Given instruction:
Output all records precisely as written.

Records excerpted from a collection

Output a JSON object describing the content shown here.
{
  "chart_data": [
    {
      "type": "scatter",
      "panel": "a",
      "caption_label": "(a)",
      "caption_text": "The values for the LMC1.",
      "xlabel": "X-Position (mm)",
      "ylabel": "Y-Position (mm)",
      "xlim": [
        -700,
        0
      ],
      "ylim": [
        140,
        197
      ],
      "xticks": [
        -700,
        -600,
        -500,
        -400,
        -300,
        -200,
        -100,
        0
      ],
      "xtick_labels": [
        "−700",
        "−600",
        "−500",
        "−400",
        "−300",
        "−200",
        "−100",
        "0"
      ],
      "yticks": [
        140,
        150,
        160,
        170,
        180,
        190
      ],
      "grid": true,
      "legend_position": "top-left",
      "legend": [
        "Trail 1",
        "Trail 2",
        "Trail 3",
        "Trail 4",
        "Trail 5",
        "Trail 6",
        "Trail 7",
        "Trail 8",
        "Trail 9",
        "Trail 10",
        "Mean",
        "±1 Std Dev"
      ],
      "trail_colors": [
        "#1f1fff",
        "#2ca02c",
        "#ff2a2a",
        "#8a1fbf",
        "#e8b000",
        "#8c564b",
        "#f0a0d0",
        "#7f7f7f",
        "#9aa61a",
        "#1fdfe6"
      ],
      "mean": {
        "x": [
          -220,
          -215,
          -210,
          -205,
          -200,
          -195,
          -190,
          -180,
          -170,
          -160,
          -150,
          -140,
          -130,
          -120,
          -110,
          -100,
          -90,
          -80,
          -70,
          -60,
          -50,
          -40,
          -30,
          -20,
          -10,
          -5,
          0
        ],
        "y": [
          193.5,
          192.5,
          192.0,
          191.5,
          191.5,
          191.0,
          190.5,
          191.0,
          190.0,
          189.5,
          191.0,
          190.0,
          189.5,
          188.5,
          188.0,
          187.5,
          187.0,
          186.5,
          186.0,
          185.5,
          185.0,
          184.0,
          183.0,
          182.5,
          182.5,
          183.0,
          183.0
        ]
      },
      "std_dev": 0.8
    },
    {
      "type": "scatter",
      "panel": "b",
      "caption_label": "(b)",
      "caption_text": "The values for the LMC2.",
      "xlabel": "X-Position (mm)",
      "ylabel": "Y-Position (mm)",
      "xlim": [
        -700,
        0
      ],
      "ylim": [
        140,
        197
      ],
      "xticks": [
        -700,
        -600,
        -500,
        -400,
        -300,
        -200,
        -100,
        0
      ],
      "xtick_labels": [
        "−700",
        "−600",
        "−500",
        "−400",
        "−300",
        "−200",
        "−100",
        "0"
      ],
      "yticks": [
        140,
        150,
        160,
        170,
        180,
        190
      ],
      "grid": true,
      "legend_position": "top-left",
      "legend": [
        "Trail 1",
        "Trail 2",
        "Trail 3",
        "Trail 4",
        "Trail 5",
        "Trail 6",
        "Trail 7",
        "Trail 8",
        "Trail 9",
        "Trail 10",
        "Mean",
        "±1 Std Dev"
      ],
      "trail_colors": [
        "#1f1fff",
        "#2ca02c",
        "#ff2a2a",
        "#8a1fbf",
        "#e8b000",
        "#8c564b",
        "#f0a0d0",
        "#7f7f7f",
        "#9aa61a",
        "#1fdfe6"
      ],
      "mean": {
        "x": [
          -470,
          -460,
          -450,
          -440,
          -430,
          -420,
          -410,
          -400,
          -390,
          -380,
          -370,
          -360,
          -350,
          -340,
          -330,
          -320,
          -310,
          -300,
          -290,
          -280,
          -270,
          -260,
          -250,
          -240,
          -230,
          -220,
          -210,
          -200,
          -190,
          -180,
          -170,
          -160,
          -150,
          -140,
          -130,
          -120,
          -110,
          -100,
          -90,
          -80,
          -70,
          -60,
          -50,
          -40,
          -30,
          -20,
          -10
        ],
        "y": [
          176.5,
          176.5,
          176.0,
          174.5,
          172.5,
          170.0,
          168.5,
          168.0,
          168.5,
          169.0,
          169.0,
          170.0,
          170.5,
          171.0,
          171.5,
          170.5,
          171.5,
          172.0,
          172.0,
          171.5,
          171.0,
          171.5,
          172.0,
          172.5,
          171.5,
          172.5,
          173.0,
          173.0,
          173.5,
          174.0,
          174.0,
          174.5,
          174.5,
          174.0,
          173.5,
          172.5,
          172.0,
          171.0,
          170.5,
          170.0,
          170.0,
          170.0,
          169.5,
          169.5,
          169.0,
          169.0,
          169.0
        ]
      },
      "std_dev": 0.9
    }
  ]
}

Response to this task:
Output a JSON object describing the content shown here.
{
  "chart_data": [
    {
      "type": "scatter",
      "panel": "a",
      "caption_label": "(a)",
      "caption_text": "The values for the LMC1.",
      "xlabel": "X-Position (mm)",
      "ylabel": "Y-Position (mm)",
      "xlim": [
        -700,
        0
      ],
      "ylim": [
        140,
        197
      ],
      "xticks": [
        -700,
        -600,
        -500,
        -400,
        -300,
        -200,
        -100,
        0
      ],
      "xtick_labels": [
        "−700",
        "−600",
        "−500",
        "−400",
        "−300",
        "−200",
        "−100",
        "0"
      ],
      "yticks": [
        140,
        150,
        160,
        170,
        180,
        190
      ],
      "grid": true,
      "legend_position": "top-left",
      "legend": [
        "Trail 1",
        "Trail 2",
        "Trail 3",
        "Trail 4",
        "Trail 5",
        "Trail 6",
        "Trail 7",
        "Trail 8",
        "Trail 9",
        "Trail 10",
        "Mean",
        "±1 Std Dev"
      ],
      "trail_colors": [
        "#1f1fff",
        "#2ca02c",
        "#ff2a2a",
        "#8a1fbf",
        "#e8b000",
        "#8c564b",
        "#f0a0d0",
        "#7f7f7f",
        "#9aa61a",
        "#1fdfe6"
      ],
      "mean": {
        "x": [
          -220,
          -215,
          -210,
          -205,
          -200,
          -195,
          -190,
          -180,
          -170,
          -160,
          -150,
          -140,
          -130,
          -120,
          -110,
          -100,
          -90,
          -80,
          -70,
          -60,
          -50,
          -40,
          -30,
          -20,
          -10,
          -5,
          0
        ],
        "y": [
          193.5,
          192.5,
          192.0,
          191.5,
          191.5,
          191.0,
          190.5,
          191.0,
          190.0,
          189.5,
          191.0,
          190.0,
          189.5,
          188.5,
          188.0,
          187.5,
          187.0,
          186.5,
          186.0,
          185.5,
          185.0,
          184.0,
          183.0,
          182.5,
          182.5,
          183.0,
          183.0
        ]
      },
      "std_dev": 0.8
    },
    {
      "type": "scatter",
      "panel": "b",
      "caption_label": "(b)",
      "caption_text": "The values for the LMC2.",
      "xlabel": "X-Position (mm)",
      "ylabel": "Y-Position (mm)",
      "xlim": [
        -700,
        0
      ],
      "ylim": [
        140,
        197
      ],
      "xticks": [
        -700,
        -600,
        -500,
        -400,
        -300,
        -200,
        -100,
        0
      ],
      "xtick_labels": [
        "−700",
        "−600",
        "−500",
        "−400",
        "−300",
        "−200",
        "−100",
        "0"
      ],
      "yticks": [
        140,
        150,
        160,
        170,
        180,
        190
      ],
      "grid": true,
      "legend_position": "top-left",
      "legend": [
        "Trail 1",
        "Trail 2",
        "Trail 3",
        "Trail 4",
        "Trail 5",
        "Trail 6",
        "Trail 7",
        "Trail 8",
        "Trail 9",
        "Trail 10",
        "Mean",
        "±1 Std Dev"
      ],
      "trail_colors": [
        "#1f1fff",
        "#2ca02c",
        "#ff2a2a",
        "#8a1fbf",
        "#e8b000",
        "#8c564b",
        "#f0a0d0",
        "#7f7f7f",
        "#9aa61a",
        "#1fdfe6"
      ],
      "mean": {
        "x": [
          -470,
          -460,
          -450,
          -440,
          -430,
          -420,
          -410,
          -400,
          -390,
          -380,
          -370,
          -360,
          -350,
          -340,
          -330,
          -320,
          -310,
          -300,
          -290,
          -280,
          -270,
          -260,
          -250,
          -240,
          -230,
          -220,
          -210,
          -200,
          -190,
          -180,
          -170,
          -160,
          -150,
          -140,
          -130,
          -120,
          -110,
          -100,
          -90,
          -80,
          -70,
          -60,
          -50,
          -40,
          -30,
          -20,
          -10
        ],
        "y": [
          176.5,
          176.5,
          176.0,
          174.5,
          172.5,
          170.0,
          168.5,
          168.0,
          168.5,
          169.0,
          169.0,
          170.0,
          170.5,
          171.0,
          171.5,
          170.5,
          171.5,
          172.0,
          172.0,
          171.5,
          171.0,
          171.5,
          172.0,
          172.5,
          171.5,
          172.5,
          173.0,
          173.0,
          173.5,
          174.0,
          174.0,
          174.5,
          174.5,
          174.0,
          173.5,
          172.5,
          172.0,
          171.0,
          170.5,
          170.0,
          170.0,
          170.0,
          169.5,
          169.5,
          169.0,
          169.0,
          169.0
        ]
      },
      "std_dev": 0.9
    }
  ]
}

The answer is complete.